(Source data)
- - -

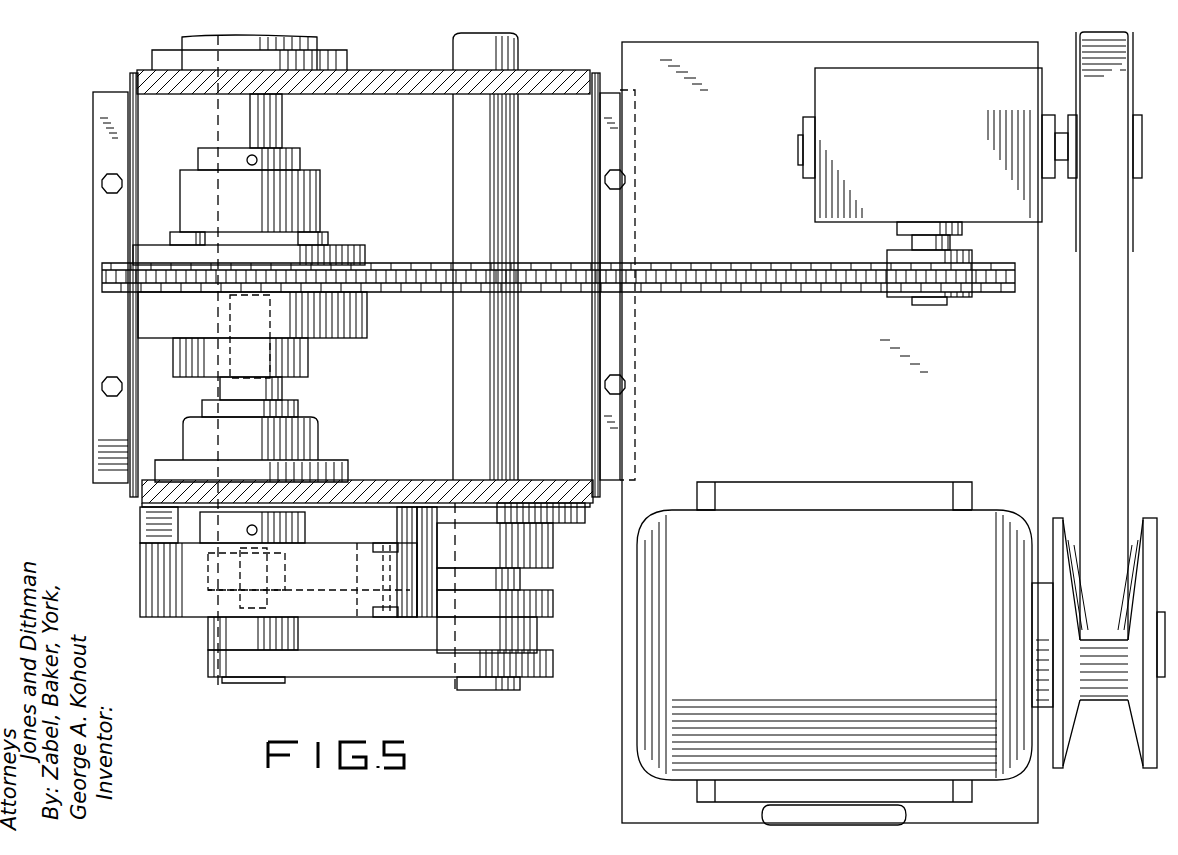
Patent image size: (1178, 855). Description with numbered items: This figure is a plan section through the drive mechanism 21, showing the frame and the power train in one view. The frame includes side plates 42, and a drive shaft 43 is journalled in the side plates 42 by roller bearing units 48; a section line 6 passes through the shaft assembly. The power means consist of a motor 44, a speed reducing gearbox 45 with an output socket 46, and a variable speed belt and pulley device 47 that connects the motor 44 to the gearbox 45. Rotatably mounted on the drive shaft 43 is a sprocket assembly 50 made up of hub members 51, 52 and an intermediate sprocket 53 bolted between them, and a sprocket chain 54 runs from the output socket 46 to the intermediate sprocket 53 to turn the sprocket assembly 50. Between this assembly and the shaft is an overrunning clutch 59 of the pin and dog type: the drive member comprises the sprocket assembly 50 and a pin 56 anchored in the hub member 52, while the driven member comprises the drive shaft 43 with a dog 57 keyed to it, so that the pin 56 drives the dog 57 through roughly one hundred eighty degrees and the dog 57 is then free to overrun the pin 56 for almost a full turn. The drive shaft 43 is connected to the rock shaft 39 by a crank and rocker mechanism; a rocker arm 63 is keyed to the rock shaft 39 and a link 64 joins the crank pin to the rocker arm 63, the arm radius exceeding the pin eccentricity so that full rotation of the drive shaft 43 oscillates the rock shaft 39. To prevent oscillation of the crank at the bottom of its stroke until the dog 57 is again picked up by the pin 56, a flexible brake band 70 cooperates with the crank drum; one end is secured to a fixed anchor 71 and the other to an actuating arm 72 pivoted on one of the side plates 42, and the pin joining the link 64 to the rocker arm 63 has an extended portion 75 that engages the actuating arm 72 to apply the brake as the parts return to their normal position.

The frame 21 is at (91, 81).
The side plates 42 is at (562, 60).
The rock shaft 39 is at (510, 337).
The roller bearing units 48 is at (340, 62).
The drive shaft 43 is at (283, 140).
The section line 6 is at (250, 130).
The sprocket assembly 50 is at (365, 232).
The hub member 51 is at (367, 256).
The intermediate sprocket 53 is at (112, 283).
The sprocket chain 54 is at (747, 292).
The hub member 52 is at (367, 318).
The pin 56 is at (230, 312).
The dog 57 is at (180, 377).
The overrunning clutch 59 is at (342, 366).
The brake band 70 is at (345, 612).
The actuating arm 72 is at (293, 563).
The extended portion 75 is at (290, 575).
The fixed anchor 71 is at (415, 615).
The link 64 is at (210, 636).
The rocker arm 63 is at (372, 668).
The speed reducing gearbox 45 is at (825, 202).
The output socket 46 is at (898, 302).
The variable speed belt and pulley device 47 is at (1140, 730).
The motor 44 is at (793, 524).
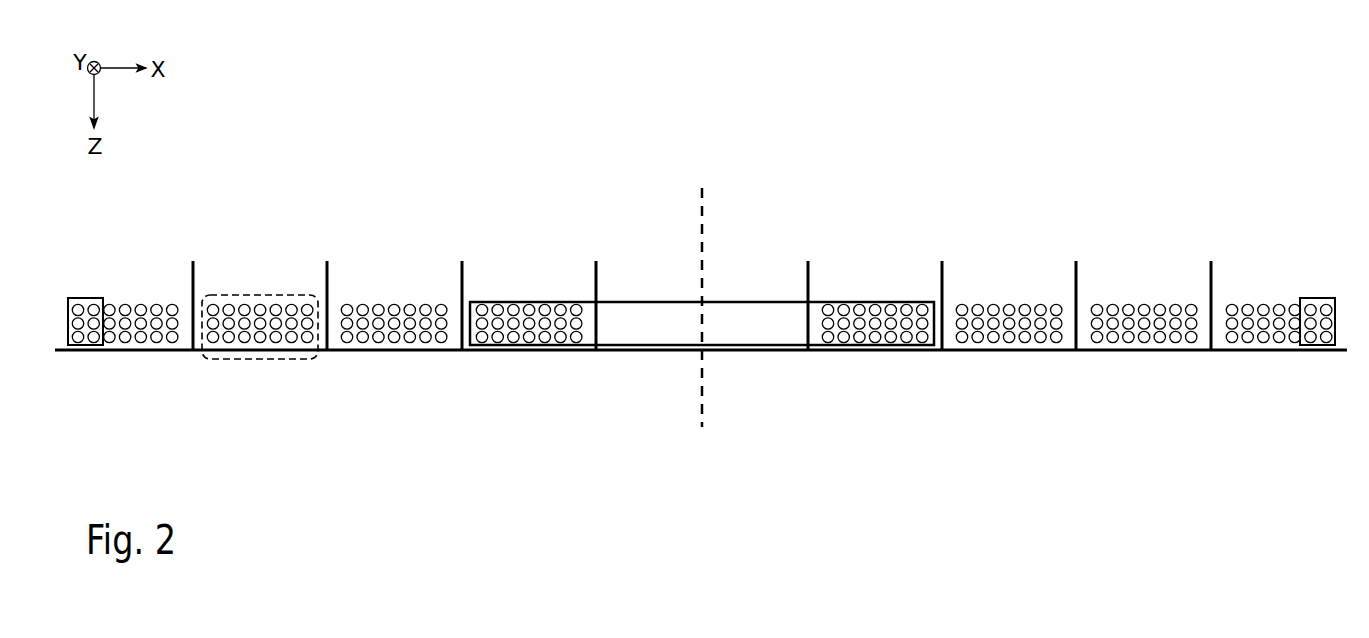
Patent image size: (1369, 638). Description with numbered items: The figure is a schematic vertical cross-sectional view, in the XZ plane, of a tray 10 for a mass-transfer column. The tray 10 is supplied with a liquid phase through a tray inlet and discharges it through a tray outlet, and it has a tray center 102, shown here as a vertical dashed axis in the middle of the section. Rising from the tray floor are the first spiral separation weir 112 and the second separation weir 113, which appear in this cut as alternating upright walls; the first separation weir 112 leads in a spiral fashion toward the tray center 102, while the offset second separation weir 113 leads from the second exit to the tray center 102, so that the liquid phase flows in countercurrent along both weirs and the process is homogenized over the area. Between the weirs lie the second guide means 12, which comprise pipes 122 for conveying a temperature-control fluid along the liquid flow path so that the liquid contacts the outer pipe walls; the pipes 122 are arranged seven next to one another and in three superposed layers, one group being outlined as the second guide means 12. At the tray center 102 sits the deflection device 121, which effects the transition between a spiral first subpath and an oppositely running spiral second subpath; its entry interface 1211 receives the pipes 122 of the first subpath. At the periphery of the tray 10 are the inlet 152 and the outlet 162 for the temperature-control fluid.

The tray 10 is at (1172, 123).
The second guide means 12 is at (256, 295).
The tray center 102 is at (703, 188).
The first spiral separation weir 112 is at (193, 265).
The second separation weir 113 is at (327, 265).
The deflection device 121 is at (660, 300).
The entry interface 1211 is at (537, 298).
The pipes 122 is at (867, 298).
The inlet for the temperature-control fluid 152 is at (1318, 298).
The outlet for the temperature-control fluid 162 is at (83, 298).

- - -

WHAT YOU ARE ASKED TO DO:
Rewrite all of the source data above, replacing "Patent image size" with "Figure dimensions" and keeping everything else unchanged. Leave out the pictures.

EXPECTED ANSWER:
Figure dimensions: (1178, 855). Description with numbered items: This figure is a plan section through the drive mechanism 21, showing the frame and the power train in one view. The frame includes side plates 42, and a drive shaft 43 is journalled in the side plates 42 by roller bearing units 48; a section line 6 passes through the shaft assembly. The power means consist of a motor 44, a speed reducing gearbox 45 with an output socket 46, and a variable speed belt and pulley device 47 that connects the motor 44 to the gearbox 45. Rotatably mounted on the drive shaft 43 is a sprocket assembly 50 made up of hub members 51, 52 and an intermediate sprocket 53 bolted between them, and a sprocket chain 54 runs from the output socket 46 to the intermediate sprocket 53 to turn the sprocket assembly 50. Between this assembly and the shaft is an overrunning clutch 59 of the pin and dog type: the drive member comprises the sprocket assembly 50 and a pin 56 anchored in the hub member 52, while the driven member comprises the drive shaft 43 with a dog 57 keyed to it, so that the pin 56 drives the dog 57 through roughly one hundred eighty degrees and the dog 57 is then free to overrun the pin 56 for almost a full turn. The drive shaft 43 is connected to the rock shaft 39 by a crank and rocker mechanism; a rocker arm 63 is keyed to the rock shaft 39 and a link 64 joins the crank pin to the rocker arm 63, the arm radius exceeding the pin eccentricity so that full rotation of the drive shaft 43 oscillates the rock shaft 39. To prevent oscillation of the crank at the bottom of its stroke until the dog 57 is again picked up by the pin 56, a flexible brake band 70 cooperates with the crank drum; one end is secured to a fixed anchor 71 and the other to an actuating arm 72 pivoted on one of the side plates 42, and the pin joining the link 64 to the rocker arm 63 has an extended portion 75 that engages the actuating arm 72 to apply the brake as the parts return to their normal position.

The frame 21 is at (91, 81).
The side plates 42 is at (562, 60).
The rock shaft 39 is at (510, 337).
The roller bearing units 48 is at (340, 62).
The drive shaft 43 is at (283, 140).
The section line 6 is at (250, 130).
The sprocket assembly 50 is at (365, 232).
The hub member 51 is at (367, 256).
The intermediate sprocket 53 is at (112, 283).
The sprocket chain 54 is at (747, 292).
The hub member 52 is at (367, 318).
The pin 56 is at (230, 312).
The dog 57 is at (180, 377).
The overrunning clutch 59 is at (342, 366).
The brake band 70 is at (345, 612).
The actuating arm 72 is at (293, 563).
The extended portion 75 is at (290, 575).
The fixed anchor 71 is at (415, 615).
The link 64 is at (210, 636).
The rocker arm 63 is at (372, 668).
The speed reducing gearbox 45 is at (825, 202).
The output socket 46 is at (898, 302).
The variable speed belt and pulley device 47 is at (1140, 730).
The motor 44 is at (793, 524).
Figure dimensions: (1369, 638). Description with numbered items: The figure is a schematic vertical cross-sectional view, in the XZ plane, of a tray 10 for a mass-transfer column. The tray 10 is supplied with a liquid phase through a tray inlet and discharges it through a tray outlet, and it has a tray center 102, shown here as a vertical dashed axis in the middle of the section. Rising from the tray floor are the first spiral separation weir 112 and the second separation weir 113, which appear in this cut as alternating upright walls; the first separation weir 112 leads in a spiral fashion toward the tray center 102, while the offset second separation weir 113 leads from the second exit to the tray center 102, so that the liquid phase flows in countercurrent along both weirs and the process is homogenized over the area. Between the weirs lie the second guide means 12, which comprise pipes 122 for conveying a temperature-control fluid along the liquid flow path so that the liquid contacts the outer pipe walls; the pipes 122 are arranged seven next to one another and in three superposed layers, one group being outlined as the second guide means 12. At the tray center 102 sits the deflection device 121, which effects the transition between a spiral first subpath and an oppositely running spiral second subpath; its entry interface 1211 receives the pipes 122 of the first subpath. At the periphery of the tray 10 are the inlet 152 and the outlet 162 for the temperature-control fluid.

The tray 10 is at (1172, 123).
The second guide means 12 is at (256, 295).
The tray center 102 is at (703, 188).
The first spiral separation weir 112 is at (193, 265).
The second separation weir 113 is at (327, 265).
The deflection device 121 is at (660, 300).
The entry interface 1211 is at (537, 298).
The pipes 122 is at (867, 298).
The inlet for the temperature-control fluid 152 is at (1318, 298).
The outlet for the temperature-control fluid 162 is at (83, 298).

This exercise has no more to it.